Neem alle regels van het materiaal hieronder letterlijk over, maar laat de afbeeldingen weg.

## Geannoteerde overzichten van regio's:
┌──

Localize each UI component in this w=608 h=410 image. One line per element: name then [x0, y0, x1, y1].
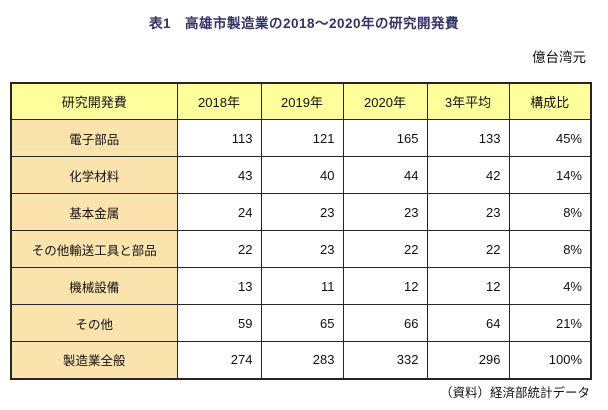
- value-cell: 14%: [508, 156, 592, 194]
- value-cell: 23: [426, 193, 510, 231]
- value-cell: 23: [260, 193, 344, 231]
- value-cell: 8%: [508, 193, 592, 231]
- unit-label: 億台湾元: [532, 50, 586, 65]
- row-label: 電子部品: [10, 119, 178, 157]
- value-cell: 332: [342, 341, 428, 379]
- header-cell-3yr-average: 3年平均: [426, 82, 510, 120]
- value-cell: 40: [260, 156, 344, 194]
- table-row: その他 59 65 66 64 21%: [10, 304, 592, 342]
- header-cell-composition: 構成比: [508, 82, 592, 120]
- value-cell: 64: [426, 304, 510, 342]
- value-cell: 11: [260, 267, 344, 305]
- value-cell: 66: [342, 304, 428, 342]
- value-cell: 23: [260, 230, 344, 268]
- row-label: その他: [10, 304, 178, 342]
- table-row: その他輸送工具と部品 22 23 22 22 8%: [10, 230, 592, 268]
- row-label: 機械設備: [10, 267, 178, 305]
- value-cell: 22: [426, 230, 510, 268]
- rd-expense-table: 研究開発費 2018年 2019年 2020年 3年平均 構成比 電子部品 11…: [10, 82, 592, 380]
- value-cell: 44: [342, 156, 428, 194]
- value-cell: 121: [260, 119, 344, 157]
- header-cell-category: 研究開発費: [10, 82, 178, 120]
- table-row: 機械設備 13 11 12 12 4%: [10, 267, 592, 305]
- page-title: 表1 高雄市製造業の2018～2020年の研究開発費: [148, 16, 460, 31]
- value-cell: 165: [342, 119, 428, 157]
- row-label: その他輸送工具と部品: [10, 230, 178, 268]
- value-cell: 22: [342, 230, 428, 268]
- header-cell-2019: 2019年: [260, 82, 344, 120]
- value-cell: 43: [176, 156, 262, 194]
- table-row: 化学材料 43 40 44 42 14%: [10, 156, 592, 194]
- value-cell: 21%: [508, 304, 592, 342]
- value-cell: 45%: [508, 119, 592, 157]
- value-cell: 24: [176, 193, 262, 231]
- value-cell: 283: [260, 341, 344, 379]
- row-label: 化学材料: [10, 156, 178, 194]
- value-cell: 296: [426, 341, 510, 379]
- table-row: 製造業全般 274 283 332 296 100%: [10, 341, 592, 379]
- value-cell: 42: [426, 156, 510, 194]
- value-cell: 12: [426, 267, 510, 305]
- value-cell: 65: [260, 304, 344, 342]
- value-cell: 12: [342, 267, 428, 305]
- value-cell: 23: [342, 193, 428, 231]
- value-cell: 59: [176, 304, 262, 342]
- value-cell: 274: [176, 341, 262, 379]
- value-cell: 4%: [508, 267, 592, 305]
- table-row: 電子部品 113 121 165 133 45%: [10, 119, 592, 157]
- table-row: 基本金属 24 23 23 23 8%: [10, 193, 592, 231]
- value-cell: 8%: [508, 230, 592, 268]
- value-cell: 22: [176, 230, 262, 268]
- source-note: （資料）経済部統計データ: [439, 386, 590, 400]
- header-cell-2020: 2020年: [342, 82, 428, 120]
- header-cell-2018: 2018年: [176, 82, 262, 120]
- value-cell: 113: [176, 119, 262, 157]
- value-cell: 100%: [508, 341, 592, 379]
- row-label: 製造業全般: [10, 341, 178, 379]
- table-header-row: 研究開発費 2018年 2019年 2020年 3年平均 構成比: [10, 82, 592, 120]
- row-label: 基本金属: [10, 193, 178, 231]
- value-cell: 133: [426, 119, 510, 157]
- value-cell: 13: [176, 267, 262, 305]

└──

## Uitwerking opdracht:
Localize each UI component in this w=608 h=410 image. One line per element: name then [x0, y0, x1, y1].
- value-cell: 14%: [508, 156, 592, 194]
- value-cell: 23: [426, 193, 510, 231]
- value-cell: 23: [260, 193, 344, 231]
- value-cell: 8%: [508, 193, 592, 231]
- unit-label: 億台湾元: [532, 50, 586, 65]
- row-label: 電子部品: [10, 119, 178, 157]
- value-cell: 332: [342, 341, 428, 379]
- header-cell-3yr-average: 3年平均: [426, 82, 510, 120]
- value-cell: 40: [260, 156, 344, 194]
- table-row: その他 59 65 66 64 21%: [10, 304, 592, 342]
- header-cell-composition: 構成比: [508, 82, 592, 120]
- value-cell: 64: [426, 304, 510, 342]
- value-cell: 11: [260, 267, 344, 305]
- value-cell: 66: [342, 304, 428, 342]
- value-cell: 23: [260, 230, 344, 268]
- row-label: その他: [10, 304, 178, 342]
- table-row: その他輸送工具と部品 22 23 22 22 8%: [10, 230, 592, 268]
- row-label: 機械設備: [10, 267, 178, 305]
- value-cell: 22: [426, 230, 510, 268]
- rd-expense-table: 研究開発費 2018年 2019年 2020年 3年平均 構成比 電子部品 11…: [10, 82, 592, 380]
- value-cell: 44: [342, 156, 428, 194]
- value-cell: 121: [260, 119, 344, 157]
- header-cell-category: 研究開発費: [10, 82, 178, 120]
- table-row: 機械設備 13 11 12 12 4%: [10, 267, 592, 305]
- page-title: 表1 高雄市製造業の2018～2020年の研究開発費: [148, 16, 460, 31]
- value-cell: 165: [342, 119, 428, 157]
- row-label: その他輸送工具と部品: [10, 230, 178, 268]
- value-cell: 22: [342, 230, 428, 268]
- header-cell-2019: 2019年: [260, 82, 344, 120]
- value-cell: 43: [176, 156, 262, 194]
- table-row: 化学材料 43 40 44 42 14%: [10, 156, 592, 194]
- value-cell: 21%: [508, 304, 592, 342]
- value-cell: 45%: [508, 119, 592, 157]
- value-cell: 24: [176, 193, 262, 231]
- value-cell: 283: [260, 341, 344, 379]
- row-label: 化学材料: [10, 156, 178, 194]
- value-cell: 296: [426, 341, 510, 379]
- table-row: 製造業全般 274 283 332 296 100%: [10, 341, 592, 379]
- value-cell: 42: [426, 156, 510, 194]
- value-cell: 12: [426, 267, 510, 305]
- value-cell: 65: [260, 304, 344, 342]
- value-cell: 12: [342, 267, 428, 305]
- value-cell: 23: [342, 193, 428, 231]
- value-cell: 59: [176, 304, 262, 342]
- value-cell: 274: [176, 341, 262, 379]
- value-cell: 4%: [508, 267, 592, 305]
- table-row: 電子部品 113 121 165 133 45%: [10, 119, 592, 157]
- table-row: 基本金属 24 23 23 23 8%: [10, 193, 592, 231]
- value-cell: 8%: [508, 230, 592, 268]
- value-cell: 22: [176, 230, 262, 268]
- source-note: （資料）経済部統計データ: [439, 386, 590, 400]
- header-cell-2020: 2020年: [342, 82, 428, 120]
- header-cell-2018: 2018年: [176, 82, 262, 120]
- value-cell: 113: [176, 119, 262, 157]
- value-cell: 100%: [508, 341, 592, 379]
- row-label: 製造業全般: [10, 341, 178, 379]
- table-header-row: 研究開発費 2018年 2019年 2020年 3年平均 構成比: [10, 82, 592, 120]
- row-label: 基本金属: [10, 193, 178, 231]
- value-cell: 133: [426, 119, 510, 157]
- value-cell: 13: [176, 267, 262, 305]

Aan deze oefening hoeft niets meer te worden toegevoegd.